Supplied material.
========================

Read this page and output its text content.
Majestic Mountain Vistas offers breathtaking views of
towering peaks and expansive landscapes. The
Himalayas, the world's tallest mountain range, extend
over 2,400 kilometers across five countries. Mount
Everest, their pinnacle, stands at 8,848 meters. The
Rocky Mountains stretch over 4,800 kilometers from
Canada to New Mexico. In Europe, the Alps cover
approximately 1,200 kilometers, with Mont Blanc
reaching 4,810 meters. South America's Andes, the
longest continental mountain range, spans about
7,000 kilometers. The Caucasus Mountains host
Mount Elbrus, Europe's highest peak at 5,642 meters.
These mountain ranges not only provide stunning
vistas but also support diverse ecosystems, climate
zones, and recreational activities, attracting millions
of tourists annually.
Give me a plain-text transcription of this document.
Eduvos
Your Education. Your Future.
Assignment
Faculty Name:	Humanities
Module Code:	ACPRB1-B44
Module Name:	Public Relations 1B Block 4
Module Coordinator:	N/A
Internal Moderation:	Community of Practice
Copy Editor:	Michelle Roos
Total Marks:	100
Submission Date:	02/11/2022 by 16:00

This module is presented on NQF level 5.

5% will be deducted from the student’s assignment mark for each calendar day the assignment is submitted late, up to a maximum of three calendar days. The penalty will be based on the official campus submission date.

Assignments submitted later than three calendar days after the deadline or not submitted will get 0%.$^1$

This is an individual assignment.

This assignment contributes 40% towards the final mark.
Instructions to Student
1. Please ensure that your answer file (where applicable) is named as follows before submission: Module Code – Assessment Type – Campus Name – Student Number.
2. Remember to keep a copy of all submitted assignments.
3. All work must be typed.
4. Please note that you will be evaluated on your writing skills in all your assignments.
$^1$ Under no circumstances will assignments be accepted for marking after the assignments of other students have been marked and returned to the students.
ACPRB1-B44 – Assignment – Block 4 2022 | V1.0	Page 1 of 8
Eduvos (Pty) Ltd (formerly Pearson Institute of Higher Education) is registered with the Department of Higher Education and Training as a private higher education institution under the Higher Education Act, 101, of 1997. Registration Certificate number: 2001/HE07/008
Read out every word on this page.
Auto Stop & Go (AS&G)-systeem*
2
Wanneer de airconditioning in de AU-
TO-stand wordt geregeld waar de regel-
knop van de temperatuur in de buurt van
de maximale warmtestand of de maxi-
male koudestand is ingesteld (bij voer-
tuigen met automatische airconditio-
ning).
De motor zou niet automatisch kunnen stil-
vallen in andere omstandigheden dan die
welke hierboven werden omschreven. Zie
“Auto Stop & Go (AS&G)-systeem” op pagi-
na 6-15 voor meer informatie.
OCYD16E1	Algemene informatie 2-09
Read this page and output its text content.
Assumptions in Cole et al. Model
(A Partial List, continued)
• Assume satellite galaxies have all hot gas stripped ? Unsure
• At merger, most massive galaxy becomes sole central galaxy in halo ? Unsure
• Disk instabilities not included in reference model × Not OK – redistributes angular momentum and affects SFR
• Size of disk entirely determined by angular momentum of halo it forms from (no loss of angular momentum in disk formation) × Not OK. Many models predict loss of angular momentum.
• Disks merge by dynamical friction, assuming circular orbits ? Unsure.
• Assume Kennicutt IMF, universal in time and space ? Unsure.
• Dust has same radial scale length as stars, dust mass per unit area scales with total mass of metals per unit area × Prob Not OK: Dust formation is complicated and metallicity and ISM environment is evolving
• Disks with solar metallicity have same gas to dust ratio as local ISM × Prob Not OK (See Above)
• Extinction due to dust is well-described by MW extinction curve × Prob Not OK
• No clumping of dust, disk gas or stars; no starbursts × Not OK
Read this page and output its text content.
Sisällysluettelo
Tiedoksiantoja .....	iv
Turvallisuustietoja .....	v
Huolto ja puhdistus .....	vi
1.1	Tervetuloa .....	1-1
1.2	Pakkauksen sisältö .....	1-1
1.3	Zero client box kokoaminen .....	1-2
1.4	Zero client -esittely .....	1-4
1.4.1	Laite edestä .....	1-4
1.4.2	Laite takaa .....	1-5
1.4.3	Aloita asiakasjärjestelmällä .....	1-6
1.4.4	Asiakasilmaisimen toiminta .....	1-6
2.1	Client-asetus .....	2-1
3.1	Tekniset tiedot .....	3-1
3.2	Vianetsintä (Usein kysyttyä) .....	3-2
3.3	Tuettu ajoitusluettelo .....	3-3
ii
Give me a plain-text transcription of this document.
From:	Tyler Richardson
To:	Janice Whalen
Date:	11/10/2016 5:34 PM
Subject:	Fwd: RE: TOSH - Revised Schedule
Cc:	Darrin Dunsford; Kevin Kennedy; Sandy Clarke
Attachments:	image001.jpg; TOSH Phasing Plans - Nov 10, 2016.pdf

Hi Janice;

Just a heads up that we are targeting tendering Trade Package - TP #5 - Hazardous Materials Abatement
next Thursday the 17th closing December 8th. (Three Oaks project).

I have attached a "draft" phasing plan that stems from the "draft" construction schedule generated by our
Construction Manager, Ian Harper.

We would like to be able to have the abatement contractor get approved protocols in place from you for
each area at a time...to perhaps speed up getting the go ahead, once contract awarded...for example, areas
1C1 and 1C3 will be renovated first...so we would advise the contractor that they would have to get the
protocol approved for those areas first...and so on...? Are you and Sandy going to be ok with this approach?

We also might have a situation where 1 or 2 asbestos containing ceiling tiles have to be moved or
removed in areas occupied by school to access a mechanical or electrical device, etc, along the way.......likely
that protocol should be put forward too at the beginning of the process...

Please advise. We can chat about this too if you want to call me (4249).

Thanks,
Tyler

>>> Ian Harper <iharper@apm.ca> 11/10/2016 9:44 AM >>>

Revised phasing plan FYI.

========================

Challenge. Copy each entry exactly, with nothing added or dropped.

Solution for this problem.
Read this page and output its text content.
Majestic Mountain Vistas offers breathtaking views of
towering peaks and expansive landscapes. The
Himalayas, the world's tallest mountain range, extend
over 2,400 kilometers across five countries. Mount
Everest, their pinnacle, stands at 8,848 meters. The
Rocky Mountains stretch over 4,800 kilometers from
Canada to New Mexico. In Europe, the Alps cover
approximately 1,200 kilometers, with Mont Blanc
reaching 4,810 meters. South America's Andes, the
longest continental mountain range, spans about
7,000 kilometers. The Caucasus Mountains host
Mount Elbrus, Europe's highest peak at 5,642 meters.
These mountain ranges not only provide stunning
vistas but also support diverse ecosystems, climate
zones, and recreational activities, attracting millions
of tourists annually.
Give me a plain-text transcription of this document.
Eduvos
Your Education. Your Future.
Assignment
Faculty Name:	Humanities
Module Code:	ACPRB1-B44
Module Name:	Public Relations 1B Block 4
Module Coordinator:	N/A
Internal Moderation:	Community of Practice
Copy Editor:	Michelle Roos
Total Marks:	100
Submission Date:	02/11/2022 by 16:00

This module is presented on NQF level 5.

5% will be deducted from the student’s assignment mark for each calendar day the assignment is submitted late, up to a maximum of three calendar days. The penalty will be based on the official campus submission date.

Assignments submitted later than three calendar days after the deadline or not submitted will get 0%.$^1$

This is an individual assignment.

This assignment contributes 40% towards the final mark.
Instructions to Student
1. Please ensure that your answer file (where applicable) is named as follows before submission: Module Code – Assessment Type – Campus Name – Student Number.
2. Remember to keep a copy of all submitted assignments.
3. All work must be typed.
4. Please note that you will be evaluated on your writing skills in all your assignments.
$^1$ Under no circumstances will assignments be accepted for marking after the assignments of other students have been marked and returned to the students.
ACPRB1-B44 – Assignment – Block 4 2022 | V1.0	Page 1 of 8
Eduvos (Pty) Ltd (formerly Pearson Institute of Higher Education) is registered with the Department of Higher Education and Training as a private higher education institution under the Higher Education Act, 101, of 1997. Registration Certificate number: 2001/HE07/008
Read out every word on this page.
Auto Stop & Go (AS&G)-systeem*
2
Wanneer de airconditioning in de AU-
TO-stand wordt geregeld waar de regel-
knop van de temperatuur in de buurt van
de maximale warmtestand of de maxi-
male koudestand is ingesteld (bij voer-
tuigen met automatische airconditio-
ning).
De motor zou niet automatisch kunnen stil-
vallen in andere omstandigheden dan die
welke hierboven werden omschreven. Zie
“Auto Stop & Go (AS&G)-systeem” op pagi-
na 6-15 voor meer informatie.
OCYD16E1	Algemene informatie 2-09
Read this page and output its text content.
Assumptions in Cole et al. Model
(A Partial List, continued)
• Assume satellite galaxies have all hot gas stripped ? Unsure
• At merger, most massive galaxy becomes sole central galaxy in halo ? Unsure
• Disk instabilities not included in reference model × Not OK – redistributes angular momentum and affects SFR
• Size of disk entirely determined by angular momentum of halo it forms from (no loss of angular momentum in disk formation) × Not OK. Many models predict loss of angular momentum.
• Disks merge by dynamical friction, assuming circular orbits ? Unsure.
• Assume Kennicutt IMF, universal in time and space ? Unsure.
• Dust has same radial scale length as stars, dust mass per unit area scales with total mass of metals per unit area × Prob Not OK: Dust formation is complicated and metallicity and ISM environment is evolving
• Disks with solar metallicity have same gas to dust ratio as local ISM × Prob Not OK (See Above)
• Extinction due to dust is well-described by MW extinction curve × Prob Not OK
• No clumping of dust, disk gas or stars; no starbursts × Not OK
Read this page and output its text content.
Sisällysluettelo
Tiedoksiantoja .....	iv
Turvallisuustietoja .....	v
Huolto ja puhdistus .....	vi
1.1	Tervetuloa .....	1-1
1.2	Pakkauksen sisältö .....	1-1
1.3	Zero client box kokoaminen .....	1-2
1.4	Zero client -esittely .....	1-4
1.4.1	Laite edestä .....	1-4
1.4.2	Laite takaa .....	1-5
1.4.3	Aloita asiakasjärjestelmällä .....	1-6
1.4.4	Asiakasilmaisimen toiminta .....	1-6
2.1	Client-asetus .....	2-1
3.1	Tekniset tiedot .....	3-1
3.2	Vianetsintä (Usein kysyttyä) .....	3-2
3.3	Tuettu ajoitusluettelo .....	3-3
ii
Give me a plain-text transcription of this document.
From:	Tyler Richardson
To:	Janice Whalen
Date:	11/10/2016 5:34 PM
Subject:	Fwd: RE: TOSH - Revised Schedule
Cc:	Darrin Dunsford; Kevin Kennedy; Sandy Clarke
Attachments:	image001.jpg; TOSH Phasing Plans - Nov 10, 2016.pdf

Hi Janice;

Just a heads up that we are targeting tendering Trade Package - TP #5 - Hazardous Materials Abatement
next Thursday the 17th closing December 8th. (Three Oaks project).

I have attached a "draft" phasing plan that stems from the "draft" construction schedule generated by our
Construction Manager, Ian Harper.

We would like to be able to have the abatement contractor get approved protocols in place from you for
each area at a time...to perhaps speed up getting the go ahead, once contract awarded...for example, areas
1C1 and 1C3 will be renovated first...so we would advise the contractor that they would have to get the
protocol approved for those areas first...and so on...? Are you and Sandy going to be ok with this approach?

We also might have a situation where 1 or 2 asbestos containing ceiling tiles have to be moved or
removed in areas occupied by school to access a mechanical or electrical device, etc, along the way.......likely
that protocol should be put forward too at the beginning of the process...

Please advise. We can chat about this too if you want to call me (4249).

Thanks,
Tyler

>>> Ian Harper <iharper@apm.ca> 11/10/2016 9:44 AM >>>

Revised phasing plan FYI.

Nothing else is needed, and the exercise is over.